**DATA SHOWN**

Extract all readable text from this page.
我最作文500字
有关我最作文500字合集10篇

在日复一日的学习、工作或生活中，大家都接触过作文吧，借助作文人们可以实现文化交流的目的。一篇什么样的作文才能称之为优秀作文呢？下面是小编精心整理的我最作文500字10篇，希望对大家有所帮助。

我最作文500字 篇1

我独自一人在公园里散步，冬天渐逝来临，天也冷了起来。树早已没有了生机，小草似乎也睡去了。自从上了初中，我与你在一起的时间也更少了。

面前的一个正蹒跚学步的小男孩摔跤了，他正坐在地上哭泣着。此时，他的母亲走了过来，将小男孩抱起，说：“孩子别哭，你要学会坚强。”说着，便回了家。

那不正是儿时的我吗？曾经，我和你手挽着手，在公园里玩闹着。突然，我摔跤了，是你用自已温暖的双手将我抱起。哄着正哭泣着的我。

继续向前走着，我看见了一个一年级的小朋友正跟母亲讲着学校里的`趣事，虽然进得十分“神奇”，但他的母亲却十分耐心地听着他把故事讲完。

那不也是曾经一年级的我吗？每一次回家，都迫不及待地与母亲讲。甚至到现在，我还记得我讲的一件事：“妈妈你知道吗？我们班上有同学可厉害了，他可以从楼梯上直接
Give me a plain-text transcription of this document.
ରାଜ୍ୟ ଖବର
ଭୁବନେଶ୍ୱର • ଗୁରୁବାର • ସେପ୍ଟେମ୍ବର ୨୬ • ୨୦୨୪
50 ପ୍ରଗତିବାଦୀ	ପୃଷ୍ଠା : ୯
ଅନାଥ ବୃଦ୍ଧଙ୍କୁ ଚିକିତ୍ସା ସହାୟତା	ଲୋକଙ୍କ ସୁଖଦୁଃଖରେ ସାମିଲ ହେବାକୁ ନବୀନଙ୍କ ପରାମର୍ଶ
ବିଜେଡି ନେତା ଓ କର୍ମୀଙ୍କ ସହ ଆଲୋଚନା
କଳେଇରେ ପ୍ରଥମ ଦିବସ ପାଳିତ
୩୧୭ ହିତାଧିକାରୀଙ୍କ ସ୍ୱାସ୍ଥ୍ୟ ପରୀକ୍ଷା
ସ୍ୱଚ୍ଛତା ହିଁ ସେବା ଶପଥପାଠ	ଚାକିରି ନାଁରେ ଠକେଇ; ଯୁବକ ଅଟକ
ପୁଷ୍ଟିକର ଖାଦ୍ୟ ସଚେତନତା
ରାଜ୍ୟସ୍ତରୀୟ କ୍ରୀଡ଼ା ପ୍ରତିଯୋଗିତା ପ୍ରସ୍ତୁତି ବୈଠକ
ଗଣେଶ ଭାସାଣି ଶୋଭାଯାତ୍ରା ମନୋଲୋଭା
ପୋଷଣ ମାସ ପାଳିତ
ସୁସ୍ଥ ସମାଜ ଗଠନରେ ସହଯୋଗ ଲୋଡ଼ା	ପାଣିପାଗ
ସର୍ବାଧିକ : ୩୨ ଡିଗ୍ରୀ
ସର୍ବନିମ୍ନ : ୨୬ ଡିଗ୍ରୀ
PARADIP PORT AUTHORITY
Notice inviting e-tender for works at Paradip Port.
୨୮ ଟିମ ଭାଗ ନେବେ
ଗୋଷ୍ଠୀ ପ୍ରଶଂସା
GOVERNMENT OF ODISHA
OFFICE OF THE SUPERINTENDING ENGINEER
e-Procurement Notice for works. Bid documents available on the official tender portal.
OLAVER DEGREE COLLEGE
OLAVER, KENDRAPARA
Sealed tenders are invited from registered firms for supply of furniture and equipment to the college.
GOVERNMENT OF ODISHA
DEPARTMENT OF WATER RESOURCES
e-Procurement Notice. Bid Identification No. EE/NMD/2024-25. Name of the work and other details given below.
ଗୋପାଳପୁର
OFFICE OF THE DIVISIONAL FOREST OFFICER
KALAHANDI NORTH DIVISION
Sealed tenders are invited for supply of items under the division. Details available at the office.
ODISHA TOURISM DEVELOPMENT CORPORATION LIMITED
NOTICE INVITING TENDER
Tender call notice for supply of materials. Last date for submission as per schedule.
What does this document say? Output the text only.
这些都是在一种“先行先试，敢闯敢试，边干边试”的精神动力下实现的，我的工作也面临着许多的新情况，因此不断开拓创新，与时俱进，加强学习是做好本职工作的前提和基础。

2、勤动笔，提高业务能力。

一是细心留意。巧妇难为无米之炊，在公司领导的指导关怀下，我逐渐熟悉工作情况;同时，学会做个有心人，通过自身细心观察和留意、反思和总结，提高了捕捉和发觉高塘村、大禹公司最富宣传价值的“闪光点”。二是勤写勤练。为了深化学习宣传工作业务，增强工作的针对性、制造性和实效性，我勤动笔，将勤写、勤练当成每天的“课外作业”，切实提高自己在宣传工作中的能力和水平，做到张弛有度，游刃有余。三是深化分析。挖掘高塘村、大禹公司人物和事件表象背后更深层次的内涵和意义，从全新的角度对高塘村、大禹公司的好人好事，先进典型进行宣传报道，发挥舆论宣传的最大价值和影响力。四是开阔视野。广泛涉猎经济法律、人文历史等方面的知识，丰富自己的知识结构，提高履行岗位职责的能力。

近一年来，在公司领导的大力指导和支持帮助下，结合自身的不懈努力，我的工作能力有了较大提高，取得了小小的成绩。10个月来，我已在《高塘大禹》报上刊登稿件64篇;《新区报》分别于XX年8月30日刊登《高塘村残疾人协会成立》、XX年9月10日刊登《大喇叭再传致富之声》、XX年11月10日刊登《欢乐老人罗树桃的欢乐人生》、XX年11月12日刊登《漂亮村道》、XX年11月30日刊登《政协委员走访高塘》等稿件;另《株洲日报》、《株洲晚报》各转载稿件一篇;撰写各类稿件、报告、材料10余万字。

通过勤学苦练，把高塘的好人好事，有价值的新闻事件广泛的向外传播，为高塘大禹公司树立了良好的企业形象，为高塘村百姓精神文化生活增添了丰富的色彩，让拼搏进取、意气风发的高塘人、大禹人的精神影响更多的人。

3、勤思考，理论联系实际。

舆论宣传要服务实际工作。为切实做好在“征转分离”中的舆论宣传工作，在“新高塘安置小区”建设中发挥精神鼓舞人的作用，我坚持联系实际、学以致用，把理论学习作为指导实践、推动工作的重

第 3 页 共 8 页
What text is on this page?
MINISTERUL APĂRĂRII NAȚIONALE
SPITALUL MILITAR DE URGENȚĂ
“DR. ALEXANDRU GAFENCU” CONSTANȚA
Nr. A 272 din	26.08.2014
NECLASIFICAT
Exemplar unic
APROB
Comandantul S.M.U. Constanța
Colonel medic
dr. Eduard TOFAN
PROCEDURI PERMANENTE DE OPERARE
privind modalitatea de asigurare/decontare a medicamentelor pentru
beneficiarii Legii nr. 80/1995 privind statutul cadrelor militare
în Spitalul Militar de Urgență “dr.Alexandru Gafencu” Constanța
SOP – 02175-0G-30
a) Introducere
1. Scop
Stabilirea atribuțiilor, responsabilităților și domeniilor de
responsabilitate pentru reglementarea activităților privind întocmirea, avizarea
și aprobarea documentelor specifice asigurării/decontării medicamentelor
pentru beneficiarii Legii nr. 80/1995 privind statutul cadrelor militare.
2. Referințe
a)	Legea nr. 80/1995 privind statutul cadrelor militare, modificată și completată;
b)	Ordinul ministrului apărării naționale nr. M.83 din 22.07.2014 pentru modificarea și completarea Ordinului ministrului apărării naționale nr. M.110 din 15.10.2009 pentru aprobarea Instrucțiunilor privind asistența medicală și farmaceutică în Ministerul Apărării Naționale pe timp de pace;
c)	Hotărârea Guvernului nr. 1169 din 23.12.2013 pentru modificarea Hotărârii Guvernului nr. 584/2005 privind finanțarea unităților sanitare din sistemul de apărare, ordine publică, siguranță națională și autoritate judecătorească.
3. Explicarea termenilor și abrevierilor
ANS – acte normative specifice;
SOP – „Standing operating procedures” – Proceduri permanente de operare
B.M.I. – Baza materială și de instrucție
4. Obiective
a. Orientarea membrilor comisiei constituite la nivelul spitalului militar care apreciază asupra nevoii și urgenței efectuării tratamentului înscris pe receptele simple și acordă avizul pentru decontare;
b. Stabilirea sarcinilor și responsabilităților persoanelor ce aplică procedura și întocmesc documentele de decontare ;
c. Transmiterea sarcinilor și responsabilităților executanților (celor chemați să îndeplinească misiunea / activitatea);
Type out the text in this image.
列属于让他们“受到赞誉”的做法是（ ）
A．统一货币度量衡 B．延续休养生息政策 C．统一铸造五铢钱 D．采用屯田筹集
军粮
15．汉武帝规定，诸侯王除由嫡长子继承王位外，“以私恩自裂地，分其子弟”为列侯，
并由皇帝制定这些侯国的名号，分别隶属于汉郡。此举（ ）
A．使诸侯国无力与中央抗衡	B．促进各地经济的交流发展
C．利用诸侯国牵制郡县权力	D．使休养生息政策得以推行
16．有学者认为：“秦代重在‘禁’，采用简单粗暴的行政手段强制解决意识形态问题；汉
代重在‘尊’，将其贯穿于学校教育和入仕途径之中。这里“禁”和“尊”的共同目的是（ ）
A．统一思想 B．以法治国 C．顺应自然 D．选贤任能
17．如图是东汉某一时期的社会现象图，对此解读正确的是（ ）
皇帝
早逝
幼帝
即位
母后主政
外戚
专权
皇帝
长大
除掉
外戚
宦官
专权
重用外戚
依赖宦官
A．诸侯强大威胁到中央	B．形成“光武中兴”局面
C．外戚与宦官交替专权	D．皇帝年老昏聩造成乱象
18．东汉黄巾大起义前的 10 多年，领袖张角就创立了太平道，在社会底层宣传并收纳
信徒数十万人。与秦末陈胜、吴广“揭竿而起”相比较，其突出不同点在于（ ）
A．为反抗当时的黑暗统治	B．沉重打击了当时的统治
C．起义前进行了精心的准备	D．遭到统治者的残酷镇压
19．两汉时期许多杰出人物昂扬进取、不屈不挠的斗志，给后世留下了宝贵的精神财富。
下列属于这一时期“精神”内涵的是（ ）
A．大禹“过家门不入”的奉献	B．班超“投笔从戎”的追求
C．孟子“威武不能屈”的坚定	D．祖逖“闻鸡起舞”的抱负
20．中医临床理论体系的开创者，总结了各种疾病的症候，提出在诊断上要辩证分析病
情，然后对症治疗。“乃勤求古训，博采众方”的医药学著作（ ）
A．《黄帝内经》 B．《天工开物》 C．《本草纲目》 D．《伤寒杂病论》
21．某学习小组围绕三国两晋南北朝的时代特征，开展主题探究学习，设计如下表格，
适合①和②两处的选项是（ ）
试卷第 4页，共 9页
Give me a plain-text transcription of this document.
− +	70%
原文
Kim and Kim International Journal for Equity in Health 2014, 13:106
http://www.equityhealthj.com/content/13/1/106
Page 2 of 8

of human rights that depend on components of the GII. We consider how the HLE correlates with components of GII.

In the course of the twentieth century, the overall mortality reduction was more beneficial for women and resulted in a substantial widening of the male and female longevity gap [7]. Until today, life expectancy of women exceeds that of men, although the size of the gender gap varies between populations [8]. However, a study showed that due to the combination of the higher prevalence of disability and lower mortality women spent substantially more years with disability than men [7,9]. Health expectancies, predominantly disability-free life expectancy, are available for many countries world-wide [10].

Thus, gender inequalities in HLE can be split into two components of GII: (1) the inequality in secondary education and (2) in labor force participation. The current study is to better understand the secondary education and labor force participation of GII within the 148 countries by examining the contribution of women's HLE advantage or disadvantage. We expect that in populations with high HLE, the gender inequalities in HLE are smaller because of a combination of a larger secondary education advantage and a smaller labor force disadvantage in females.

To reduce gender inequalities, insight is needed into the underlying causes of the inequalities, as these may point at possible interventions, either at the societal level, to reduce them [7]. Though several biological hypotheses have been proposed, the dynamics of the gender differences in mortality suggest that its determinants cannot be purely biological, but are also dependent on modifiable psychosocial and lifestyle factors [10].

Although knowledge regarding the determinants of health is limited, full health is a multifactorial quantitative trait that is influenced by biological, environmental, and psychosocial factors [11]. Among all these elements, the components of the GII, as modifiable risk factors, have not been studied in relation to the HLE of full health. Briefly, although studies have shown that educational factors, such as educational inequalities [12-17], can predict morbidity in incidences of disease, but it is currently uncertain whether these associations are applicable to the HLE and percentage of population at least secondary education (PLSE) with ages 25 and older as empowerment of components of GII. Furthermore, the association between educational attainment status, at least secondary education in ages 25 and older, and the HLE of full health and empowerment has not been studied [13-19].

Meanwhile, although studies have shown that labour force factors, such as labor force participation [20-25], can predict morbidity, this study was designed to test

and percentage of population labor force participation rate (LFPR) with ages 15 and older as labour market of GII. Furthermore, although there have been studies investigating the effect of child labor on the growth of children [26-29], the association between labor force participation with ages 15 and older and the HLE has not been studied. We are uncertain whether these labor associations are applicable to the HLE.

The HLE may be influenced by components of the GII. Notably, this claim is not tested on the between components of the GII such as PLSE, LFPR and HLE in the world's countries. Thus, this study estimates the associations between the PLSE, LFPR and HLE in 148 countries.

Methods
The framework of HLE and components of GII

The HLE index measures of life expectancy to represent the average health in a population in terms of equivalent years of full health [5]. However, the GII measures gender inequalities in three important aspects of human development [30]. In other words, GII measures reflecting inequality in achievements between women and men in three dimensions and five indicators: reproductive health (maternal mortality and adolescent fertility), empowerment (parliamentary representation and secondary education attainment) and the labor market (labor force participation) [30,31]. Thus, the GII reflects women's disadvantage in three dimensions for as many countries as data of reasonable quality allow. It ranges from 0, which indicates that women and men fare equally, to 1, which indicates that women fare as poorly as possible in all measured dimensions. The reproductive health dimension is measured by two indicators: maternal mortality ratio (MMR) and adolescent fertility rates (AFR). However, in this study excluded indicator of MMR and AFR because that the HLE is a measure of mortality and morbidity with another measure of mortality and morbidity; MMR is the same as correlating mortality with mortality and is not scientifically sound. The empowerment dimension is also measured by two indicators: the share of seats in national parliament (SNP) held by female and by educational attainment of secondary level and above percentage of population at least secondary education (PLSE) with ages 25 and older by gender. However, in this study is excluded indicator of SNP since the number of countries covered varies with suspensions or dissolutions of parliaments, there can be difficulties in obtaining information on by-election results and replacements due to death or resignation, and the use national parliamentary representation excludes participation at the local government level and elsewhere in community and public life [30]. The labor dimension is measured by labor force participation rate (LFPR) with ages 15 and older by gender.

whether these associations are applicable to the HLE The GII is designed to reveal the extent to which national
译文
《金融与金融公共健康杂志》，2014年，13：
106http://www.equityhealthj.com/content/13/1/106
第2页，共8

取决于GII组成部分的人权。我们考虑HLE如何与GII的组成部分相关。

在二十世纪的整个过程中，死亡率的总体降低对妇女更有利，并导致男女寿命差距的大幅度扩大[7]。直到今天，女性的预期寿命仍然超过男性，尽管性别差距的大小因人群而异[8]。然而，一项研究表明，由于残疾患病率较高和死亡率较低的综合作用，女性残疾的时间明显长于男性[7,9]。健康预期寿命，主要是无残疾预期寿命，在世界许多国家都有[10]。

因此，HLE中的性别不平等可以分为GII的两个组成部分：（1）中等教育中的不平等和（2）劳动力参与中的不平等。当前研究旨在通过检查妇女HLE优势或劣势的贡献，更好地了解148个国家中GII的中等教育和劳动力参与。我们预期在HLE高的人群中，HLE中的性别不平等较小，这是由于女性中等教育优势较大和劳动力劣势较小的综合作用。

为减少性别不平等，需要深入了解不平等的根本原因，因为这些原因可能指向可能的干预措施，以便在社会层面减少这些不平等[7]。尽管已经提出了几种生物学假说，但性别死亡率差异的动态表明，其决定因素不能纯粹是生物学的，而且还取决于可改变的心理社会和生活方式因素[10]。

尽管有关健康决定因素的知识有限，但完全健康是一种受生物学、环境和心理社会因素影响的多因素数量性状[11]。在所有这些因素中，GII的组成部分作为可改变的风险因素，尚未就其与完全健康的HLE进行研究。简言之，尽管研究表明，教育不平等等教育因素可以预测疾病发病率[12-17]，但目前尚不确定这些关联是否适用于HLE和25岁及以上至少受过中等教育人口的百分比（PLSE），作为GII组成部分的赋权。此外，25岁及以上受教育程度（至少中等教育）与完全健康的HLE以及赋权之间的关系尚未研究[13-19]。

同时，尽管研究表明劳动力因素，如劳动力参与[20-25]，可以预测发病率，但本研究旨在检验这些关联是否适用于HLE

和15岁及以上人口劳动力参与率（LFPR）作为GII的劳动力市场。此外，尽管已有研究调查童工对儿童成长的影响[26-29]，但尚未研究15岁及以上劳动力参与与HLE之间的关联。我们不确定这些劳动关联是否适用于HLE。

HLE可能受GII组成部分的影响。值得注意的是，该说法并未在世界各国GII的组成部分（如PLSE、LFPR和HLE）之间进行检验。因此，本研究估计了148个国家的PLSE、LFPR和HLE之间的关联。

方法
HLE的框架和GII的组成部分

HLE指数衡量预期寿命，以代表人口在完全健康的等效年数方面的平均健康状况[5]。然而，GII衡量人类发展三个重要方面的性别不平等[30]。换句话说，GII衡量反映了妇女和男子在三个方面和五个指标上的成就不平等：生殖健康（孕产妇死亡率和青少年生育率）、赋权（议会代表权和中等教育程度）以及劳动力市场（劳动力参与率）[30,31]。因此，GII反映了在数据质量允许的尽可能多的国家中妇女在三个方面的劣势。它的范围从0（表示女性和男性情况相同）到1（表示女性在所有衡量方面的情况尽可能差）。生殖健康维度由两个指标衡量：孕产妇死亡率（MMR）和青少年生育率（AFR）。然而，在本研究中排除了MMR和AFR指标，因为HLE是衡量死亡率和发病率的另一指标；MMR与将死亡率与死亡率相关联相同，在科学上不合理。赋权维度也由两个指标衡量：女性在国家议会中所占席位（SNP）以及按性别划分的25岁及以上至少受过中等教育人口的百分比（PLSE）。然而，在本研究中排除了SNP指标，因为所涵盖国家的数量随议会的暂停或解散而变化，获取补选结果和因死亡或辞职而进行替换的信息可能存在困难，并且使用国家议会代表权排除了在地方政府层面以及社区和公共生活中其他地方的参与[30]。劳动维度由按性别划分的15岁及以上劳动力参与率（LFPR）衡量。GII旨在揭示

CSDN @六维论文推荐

**EXERCISE BRIEF**
Search the listing for the string "decontare". Copy each line where it turns up.

**WRITTEN REPLY**
privind modalitatea de asigurare/decontare a medicamentelor pentru
a. Orientarea membrilor comisiei constituite la nivelul spitalului militar care apreciază asupra nevoii și urgenței efectuării tratamentului înscris pe receptele simple și acordă avizul pentru decontare;
b. Stabilirea sarcinilor și responsabilităților persoanelor ce aplică procedura și întocmesc documentele de decontare ;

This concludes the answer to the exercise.